─── ITEMS

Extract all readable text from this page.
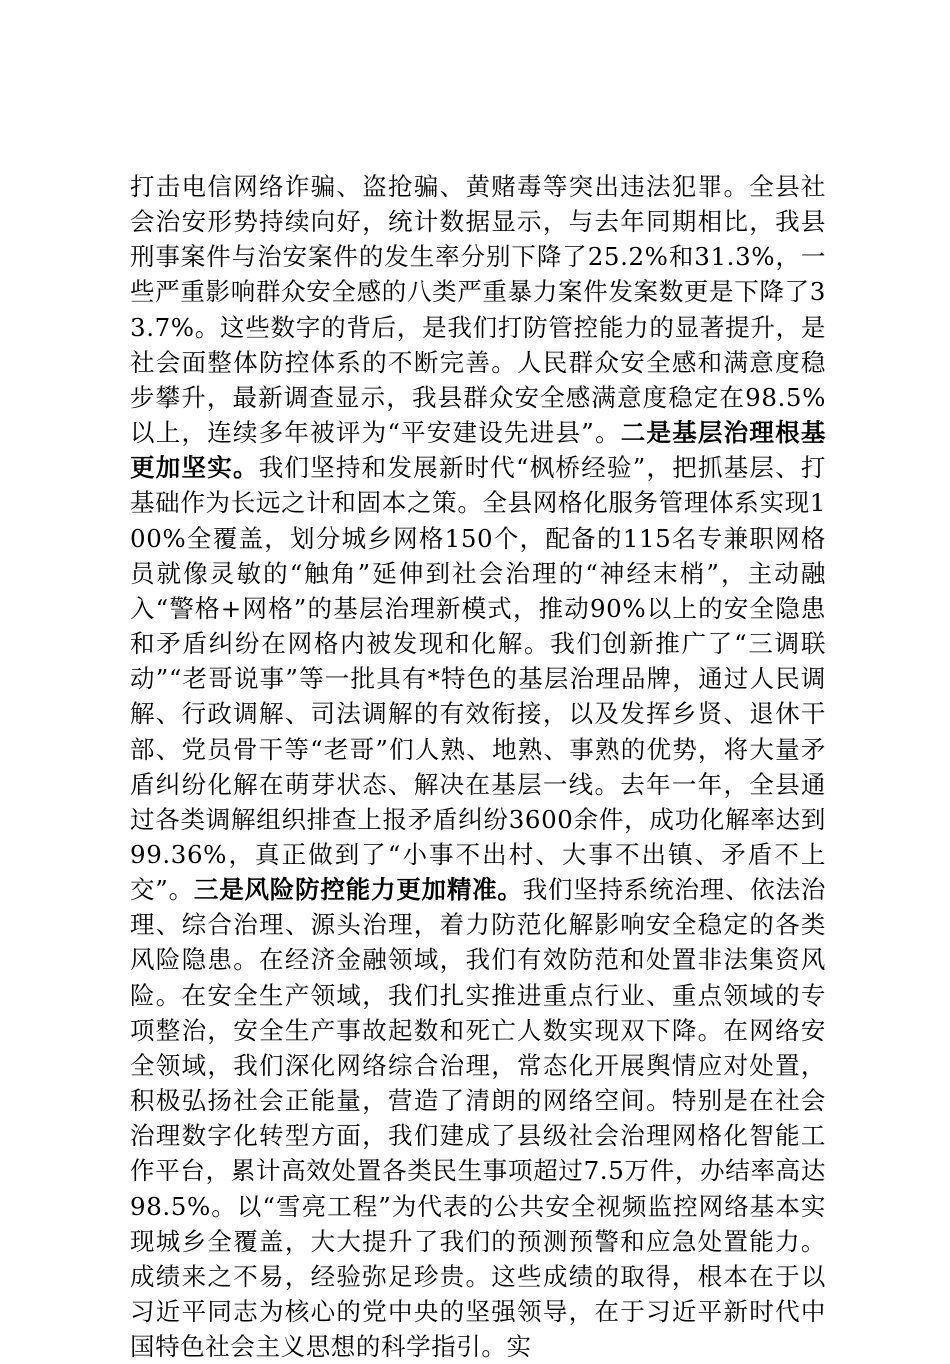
打击电信网络诈骗、盗抢骗、黄赌毒等突出违法犯罪。全县社会治安形势持续向好，统计数据显示，与去年同期相比，我县刑事案件与治安案件的发生率分别下降了25.2%和31.3%，一些严重影响群众安全感的八类严重暴力案件发案数更是下降了33.7%。这些数字的背后，是我们打防管控能力的显著提升，是社会面整体防控体系的不断完善。人民群众安全感和满意度稳步攀升，最新调查显示，我县群众安全感满意度稳定在98.5%以上，连续多年被评为“平安建设先进县”。二是基层治理根基更加坚实。我们坚持和发展新时代“枫桥经验”，把抓基层、打基础作为长远之计和固本之策。全县网格化服务管理体系实现100%全覆盖，划分城乡网格150个，配备的115名专兼职网格员就像灵敏的“触角”延伸到社会治理的“神经末梢”，主动融入“警格+网格”的基层治理新模式，推动90%以上的安全隐患和矛盾纠纷在网格内被发现和化解。我们创新推广了“三调联动”“老哥说事”等一批具有*特色的基层治理品牌，通过人民调解、行政调解、司法调解的有效衔接，以及发挥乡贤、退休干部、党员骨干等“老哥”们人熟、地熟、事熟的优势，将大量矛盾纠纷化解在萌芽状态、解决在基层一线。去年一年，全县通过各类调解组织排查上报矛盾纠纷3600余件，成功化解率达到99.36%，真正做到了“小事不出村、大事不出镇、矛盾不上交”。三是风险防控能力更加精准。我们坚持系统治理、依法治理、综合治理、源头治理，着力防范化解影响安全稳定的各类风险隐患。在经济金融领域，我们有效防范和处置非法集资风险。在安全生产领域，我们扎实推进重点行业、重点领域的专项整治，安全生产事故起数和死亡人数实现双下降。在网络安全领域，我们深化网络综合治理，常态化开展舆情应对处置，积极弘扬社会正能量，营造了清朗的网络空间。特别是在社会治理数字化转型方面，我们建成了县级社会治理网格化智能工作平台，累计高效处置各类民生事项超过7.5万件，办结率高达98.5%。以“雪亮工程”为代表的公共安全视频监控网络基本实现城乡全覆盖，大大提升了我们的预测预警和应急处置能力。成绩来之不易，经验弥足珍贵。这些成绩的取得，根本在于以习近平同志为核心的党中央的坚强领导，在于习近平新时代中国特色社会主义思想的科学指引。实
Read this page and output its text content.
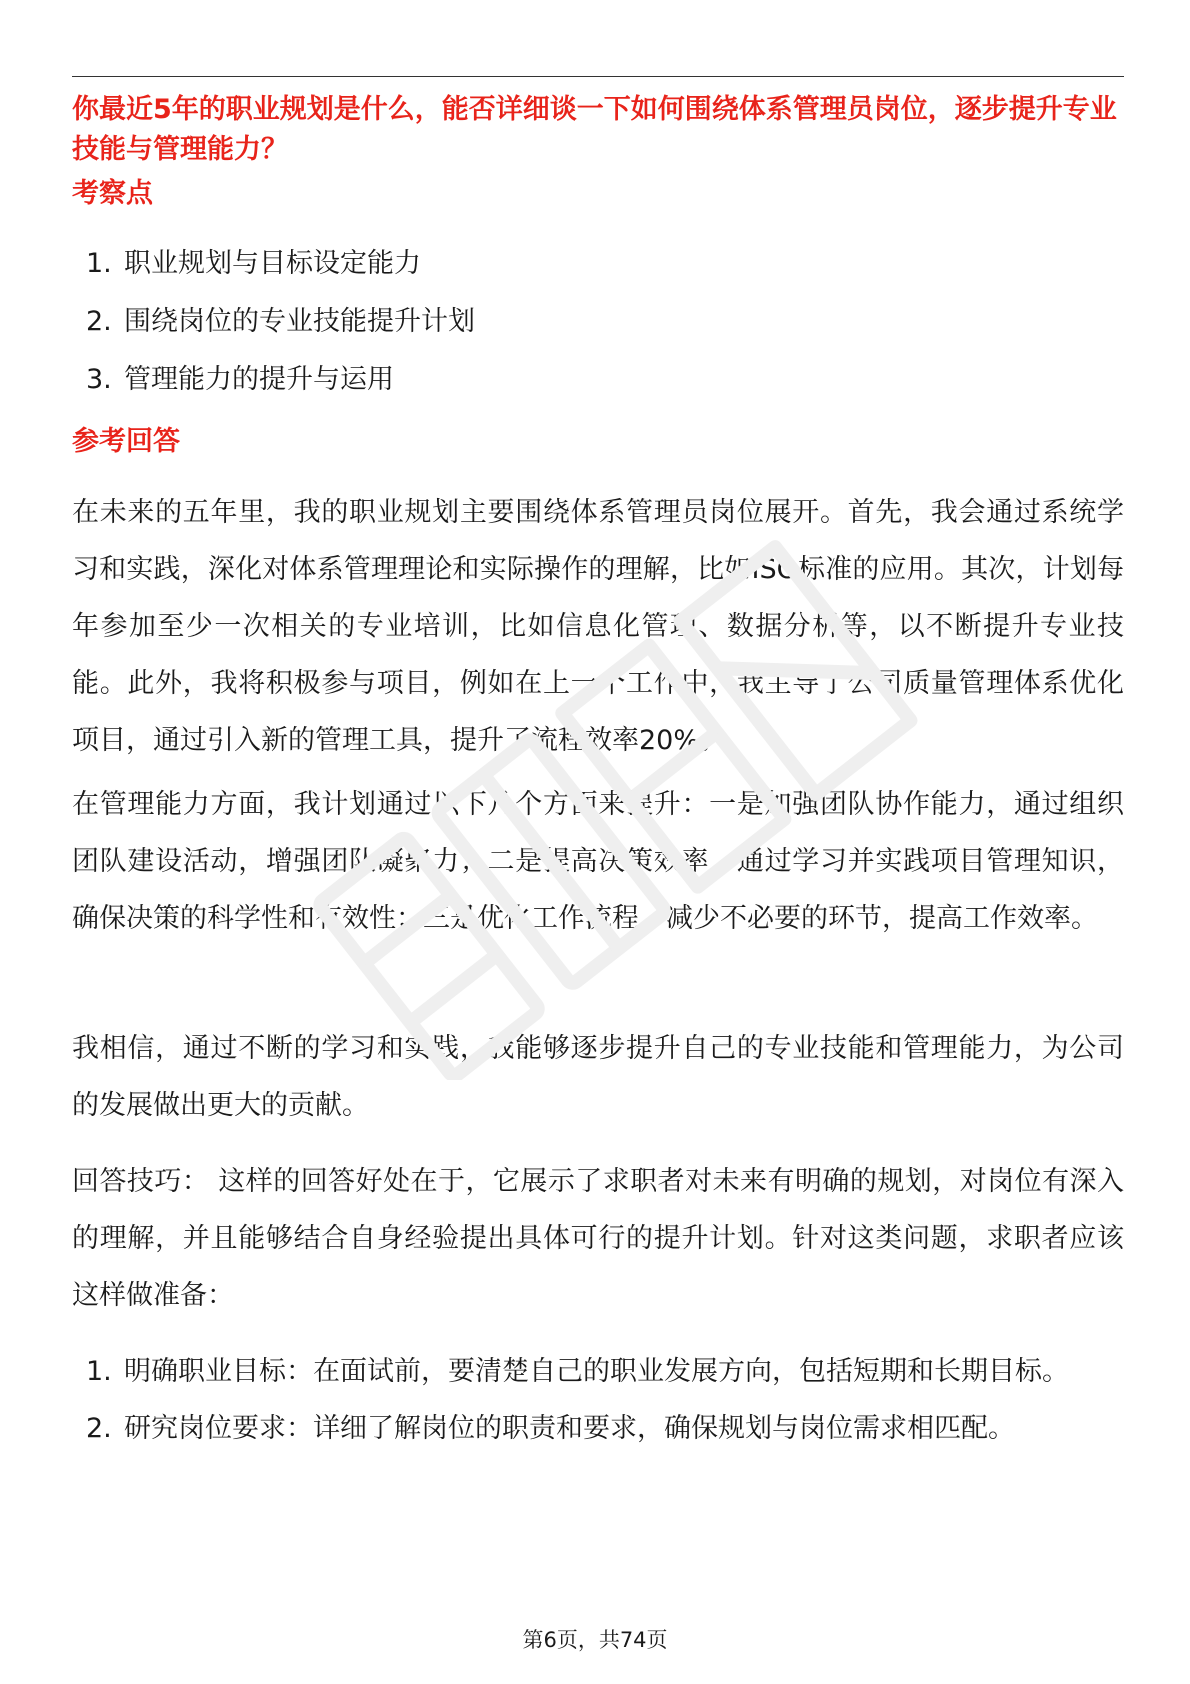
你最近5年的职业规划是什么，能否详细谈一下如何围绕体系管理员岗位，逐步提升专业技能与管理能力？

考察点

1. 职业规划与目标设定能力
2. 围绕岗位的专业技能提升计划
3. 管理能力的提升与运用

参考回答

在未来的五年里，我的职业规划主要围绕体系管理员岗位展开。首先，我会通过系统学习和实践，深化对体系管理理论和实际操作的理解，比如ISO标准的应用。其次，计划每年参加至少一次相关的专业培训，比如信息化管理、数据分析等，以不断提升专业技能。此外，我将积极参与项目，例如在上一个工作中，我主导了公司质量管理体系优化项目，通过引入新的管理工具，提升了流程效率20%。

在管理能力方面，我计划通过以下几个方面来提升：一是加强团队协作能力，通过组织团队建设活动，增强团队凝聚力；二是提高决策效率，通过学习并实践项目管理知识，确保决策的科学性和有效性；三是优化工作流程，减少不必要的环节，提高工作效率。

我相信，通过不断的学习和实践，我能够逐步提升自己的专业技能和管理能力，为公司的发展做出更大的贡献。

回答技巧： 这样的回答好处在于，它展示了求职者对未来有明确的规划，对岗位有深入的理解，并且能够结合自身经验提出具体可行的提升计划。针对这类问题，求职者应该这样做准备：

1. 明确职业目标：在面试前，要清楚自己的职业发展方向，包括短期和长期目标。
2. 研究岗位要求：详细了解岗位的职责和要求，确保规划与岗位需求相匹配。
第6页，共74页
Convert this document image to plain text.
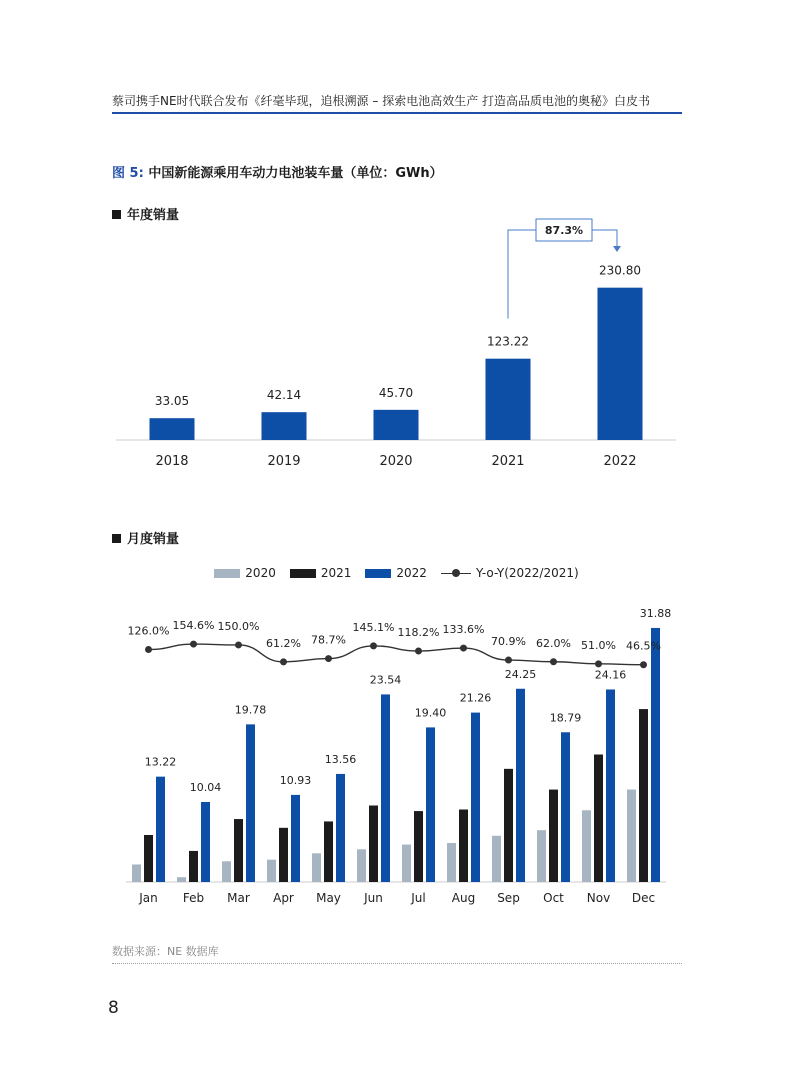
蔡司携手NE时代联合发布《纤毫毕现，追根溯源 – 探索电池高效生产 打造高品质电池的奥秘》白皮书
图 5: 中国新能源乘用车动力电池装车量（单位：GWh）
年度销量
月度销量
2020	2021	2022	Y-o-Y(2022/2021)
33.05
2018
42.14
2019
45.70
2020
123.22
2021
230.80
2022
87.3%
13.22
Jan
10.04
Feb
19.78
Mar
10.93
Apr
13.56
May
23.54
Jun
19.40
Jul
21.26
Aug
24.25
Sep
18.79
Oct
24.16
Nov
31.88
Dec
126.0% 154.6% 150.0%
61.2% 78.7%
145.1% 118.2% 133.6%
70.9% 62.0% 51.0% 46.5%
数据来源：NE 数据库
8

──────

TASK STATEMENT. Each line of the data is to be duplicated exactly; pictures stay out of the copy.

THE RESULT.
Extract all readable text from this page.
打击电信网络诈骗、盗抢骗、黄赌毒等突出违法犯罪。全县社会治安形势持续向好，统计数据显示，与去年同期相比，我县刑事案件与治安案件的发生率分别下降了25.2%和31.3%，一些严重影响群众安全感的八类严重暴力案件发案数更是下降了33.7%。这些数字的背后，是我们打防管控能力的显著提升，是社会面整体防控体系的不断完善。人民群众安全感和满意度稳步攀升，最新调查显示，我县群众安全感满意度稳定在98.5%以上，连续多年被评为“平安建设先进县”。二是基层治理根基更加坚实。我们坚持和发展新时代“枫桥经验”，把抓基层、打基础作为长远之计和固本之策。全县网格化服务管理体系实现100%全覆盖，划分城乡网格150个，配备的115名专兼职网格员就像灵敏的“触角”延伸到社会治理的“神经末梢”，主动融入“警格+网格”的基层治理新模式，推动90%以上的安全隐患和矛盾纠纷在网格内被发现和化解。我们创新推广了“三调联动”“老哥说事”等一批具有*特色的基层治理品牌，通过人民调解、行政调解、司法调解的有效衔接，以及发挥乡贤、退休干部、党员骨干等“老哥”们人熟、地熟、事熟的优势，将大量矛盾纠纷化解在萌芽状态、解决在基层一线。去年一年，全县通过各类调解组织排查上报矛盾纠纷3600余件，成功化解率达到99.36%，真正做到了“小事不出村、大事不出镇、矛盾不上交”。三是风险防控能力更加精准。我们坚持系统治理、依法治理、综合治理、源头治理，着力防范化解影响安全稳定的各类风险隐患。在经济金融领域，我们有效防范和处置非法集资风险。在安全生产领域，我们扎实推进重点行业、重点领域的专项整治，安全生产事故起数和死亡人数实现双下降。在网络安全领域，我们深化网络综合治理，常态化开展舆情应对处置，积极弘扬社会正能量，营造了清朗的网络空间。特别是在社会治理数字化转型方面，我们建成了县级社会治理网格化智能工作平台，累计高效处置各类民生事项超过7.5万件，办结率高达98.5%。以“雪亮工程”为代表的公共安全视频监控网络基本实现城乡全覆盖，大大提升了我们的预测预警和应急处置能力。成绩来之不易，经验弥足珍贵。这些成绩的取得，根本在于以习近平同志为核心的党中央的坚强领导，在于习近平新时代中国特色社会主义思想的科学指引。实
Read this page and output its text content.
你最近5年的职业规划是什么，能否详细谈一下如何围绕体系管理员岗位，逐步提升专业技能与管理能力？

考察点

1. 职业规划与目标设定能力
2. 围绕岗位的专业技能提升计划
3. 管理能力的提升与运用

参考回答

在未来的五年里，我的职业规划主要围绕体系管理员岗位展开。首先，我会通过系统学习和实践，深化对体系管理理论和实际操作的理解，比如ISO标准的应用。其次，计划每年参加至少一次相关的专业培训，比如信息化管理、数据分析等，以不断提升专业技能。此外，我将积极参与项目，例如在上一个工作中，我主导了公司质量管理体系优化项目，通过引入新的管理工具，提升了流程效率20%。

在管理能力方面，我计划通过以下几个方面来提升：一是加强团队协作能力，通过组织团队建设活动，增强团队凝聚力；二是提高决策效率，通过学习并实践项目管理知识，确保决策的科学性和有效性；三是优化工作流程，减少不必要的环节，提高工作效率。

我相信，通过不断的学习和实践，我能够逐步提升自己的专业技能和管理能力，为公司的发展做出更大的贡献。

回答技巧： 这样的回答好处在于，它展示了求职者对未来有明确的规划，对岗位有深入的理解，并且能够结合自身经验提出具体可行的提升计划。针对这类问题，求职者应该这样做准备：

1. 明确职业目标：在面试前，要清楚自己的职业发展方向，包括短期和长期目标。
2. 研究岗位要求：详细了解岗位的职责和要求，确保规划与岗位需求相匹配。
第6页，共74页
Convert this document image to plain text.
蔡司携手NE时代联合发布《纤毫毕现，追根溯源 – 探索电池高效生产 打造高品质电池的奥秘》白皮书
图 5: 中国新能源乘用车动力电池装车量（单位：GWh）
年度销量
月度销量
2020	2021	2022	Y-o-Y(2022/2021)
33.05
2018
42.14
2019
45.70
2020
123.22
2021
230.80
2022
87.3%
13.22
Jan
10.04
Feb
19.78
Mar
10.93
Apr
13.56
May
23.54
Jun
19.40
Jul
21.26
Aug
24.25
Sep
18.79
Oct
24.16
Nov
31.88
Dec
126.0% 154.6% 150.0%
61.2% 78.7%
145.1% 118.2% 133.6%
70.9% 62.0% 51.0% 46.5%
数据来源：NE 数据库
8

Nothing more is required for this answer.